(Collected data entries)
======

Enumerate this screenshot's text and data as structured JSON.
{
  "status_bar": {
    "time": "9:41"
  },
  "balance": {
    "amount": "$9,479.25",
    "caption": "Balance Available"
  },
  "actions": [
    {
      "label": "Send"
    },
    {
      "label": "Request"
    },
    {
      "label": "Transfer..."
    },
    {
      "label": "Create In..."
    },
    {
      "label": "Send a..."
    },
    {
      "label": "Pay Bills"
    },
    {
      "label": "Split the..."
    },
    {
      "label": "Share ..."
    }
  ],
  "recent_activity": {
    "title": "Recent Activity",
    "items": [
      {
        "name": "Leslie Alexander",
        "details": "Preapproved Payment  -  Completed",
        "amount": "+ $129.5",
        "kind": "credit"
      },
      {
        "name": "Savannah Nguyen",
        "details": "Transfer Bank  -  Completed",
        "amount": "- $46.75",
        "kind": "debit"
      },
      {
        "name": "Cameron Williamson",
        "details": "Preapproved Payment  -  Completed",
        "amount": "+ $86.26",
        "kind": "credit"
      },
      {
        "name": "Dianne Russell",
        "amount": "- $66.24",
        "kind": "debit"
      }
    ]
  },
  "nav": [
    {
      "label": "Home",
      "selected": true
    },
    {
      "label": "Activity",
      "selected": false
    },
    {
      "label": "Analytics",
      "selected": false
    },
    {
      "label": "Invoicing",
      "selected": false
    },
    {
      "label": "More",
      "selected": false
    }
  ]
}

======

** Directions for this task **
From the entries above, pull out each line that includes "amount".

** Expected output **
    "amount": "$9,479.25",
        "amount": "+ $129.5",
        "amount": "- $46.75",
        "amount": "+ $86.26",
        "amount": "- $66.24",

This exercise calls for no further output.